_Task directions_
Give the entries again, word for word.

_Provided information_
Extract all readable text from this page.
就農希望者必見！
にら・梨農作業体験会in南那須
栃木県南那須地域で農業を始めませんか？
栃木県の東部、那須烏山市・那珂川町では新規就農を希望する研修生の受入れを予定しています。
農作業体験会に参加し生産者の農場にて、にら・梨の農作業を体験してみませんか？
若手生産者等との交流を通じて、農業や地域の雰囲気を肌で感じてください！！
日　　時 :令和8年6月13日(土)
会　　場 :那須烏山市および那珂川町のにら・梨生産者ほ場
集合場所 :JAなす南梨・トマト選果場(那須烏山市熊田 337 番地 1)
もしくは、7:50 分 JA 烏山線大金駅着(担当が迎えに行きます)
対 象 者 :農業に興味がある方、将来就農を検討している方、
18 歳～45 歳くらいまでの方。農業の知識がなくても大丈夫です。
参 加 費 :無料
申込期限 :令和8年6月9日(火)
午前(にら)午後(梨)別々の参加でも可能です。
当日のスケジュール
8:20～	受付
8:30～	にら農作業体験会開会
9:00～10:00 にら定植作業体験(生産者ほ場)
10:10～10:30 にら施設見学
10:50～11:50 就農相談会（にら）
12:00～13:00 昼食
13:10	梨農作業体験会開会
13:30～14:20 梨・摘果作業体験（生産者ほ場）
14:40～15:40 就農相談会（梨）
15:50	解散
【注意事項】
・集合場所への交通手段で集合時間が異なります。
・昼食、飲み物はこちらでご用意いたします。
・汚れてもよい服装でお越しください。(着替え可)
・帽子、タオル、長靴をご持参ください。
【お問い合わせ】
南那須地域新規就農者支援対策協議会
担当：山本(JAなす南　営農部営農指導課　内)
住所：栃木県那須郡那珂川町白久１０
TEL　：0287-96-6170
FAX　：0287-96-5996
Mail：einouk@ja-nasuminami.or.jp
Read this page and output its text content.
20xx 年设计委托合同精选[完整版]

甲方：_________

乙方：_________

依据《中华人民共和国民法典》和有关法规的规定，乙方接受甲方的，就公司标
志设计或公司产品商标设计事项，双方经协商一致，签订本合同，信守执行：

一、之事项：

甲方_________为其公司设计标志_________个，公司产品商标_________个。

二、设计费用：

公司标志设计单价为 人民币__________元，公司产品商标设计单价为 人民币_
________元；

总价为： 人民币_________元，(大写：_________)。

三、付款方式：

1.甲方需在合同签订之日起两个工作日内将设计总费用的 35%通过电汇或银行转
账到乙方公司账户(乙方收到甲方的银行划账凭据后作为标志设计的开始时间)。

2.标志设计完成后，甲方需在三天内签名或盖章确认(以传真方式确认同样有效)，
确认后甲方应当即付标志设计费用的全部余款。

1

_The output_
Extract all readable text from this page.
就農希望者必見！
にら・梨農作業体験会in南那須
栃木県南那須地域で農業を始めませんか？
栃木県の東部、那須烏山市・那珂川町では新規就農を希望する研修生の受入れを予定しています。
農作業体験会に参加し生産者の農場にて、にら・梨の農作業を体験してみませんか？
若手生産者等との交流を通じて、農業や地域の雰囲気を肌で感じてください！！
日　　時 :令和8年6月13日(土)
会　　場 :那須烏山市および那珂川町のにら・梨生産者ほ場
集合場所 :JAなす南梨・トマト選果場(那須烏山市熊田 337 番地 1)
もしくは、7:50 分 JA 烏山線大金駅着(担当が迎えに行きます)
対 象 者 :農業に興味がある方、将来就農を検討している方、
18 歳～45 歳くらいまでの方。農業の知識がなくても大丈夫です。
参 加 費 :無料
申込期限 :令和8年6月9日(火)
午前(にら)午後(梨)別々の参加でも可能です。
当日のスケジュール
8:20～	受付
8:30～	にら農作業体験会開会
9:00～10:00 にら定植作業体験(生産者ほ場)
10:10～10:30 にら施設見学
10:50～11:50 就農相談会（にら）
12:00～13:00 昼食
13:10	梨農作業体験会開会
13:30～14:20 梨・摘果作業体験（生産者ほ場）
14:40～15:40 就農相談会（梨）
15:50	解散
【注意事項】
・集合場所への交通手段で集合時間が異なります。
・昼食、飲み物はこちらでご用意いたします。
・汚れてもよい服装でお越しください。(着替え可)
・帽子、タオル、長靴をご持参ください。
【お問い合わせ】
南那須地域新規就農者支援対策協議会
担当：山本(JAなす南　営農部営農指導課　内)
住所：栃木県那須郡那珂川町白久１０
TEL　：0287-96-6170
FAX　：0287-96-5996
Mail：einouk@ja-nasuminami.or.jp
Read this page and output its text content.
20xx 年设计委托合同精选[完整版]

甲方：_________

乙方：_________

依据《中华人民共和国民法典》和有关法规的规定，乙方接受甲方的，就公司标
志设计或公司产品商标设计事项，双方经协商一致，签订本合同，信守执行：

一、之事项：

甲方_________为其公司设计标志_________个，公司产品商标_________个。

二、设计费用：

公司标志设计单价为 人民币__________元，公司产品商标设计单价为 人民币_
________元；

总价为： 人民币_________元，(大写：_________)。

三、付款方式：

1.甲方需在合同签订之日起两个工作日内将设计总费用的 35%通过电汇或银行转
账到乙方公司账户(乙方收到甲方的银行划账凭据后作为标志设计的开始时间)。

2.标志设计完成后，甲方需在三天内签名或盖章确认(以传真方式确认同样有效)，
确认后甲方应当即付标志设计费用的全部余款。

1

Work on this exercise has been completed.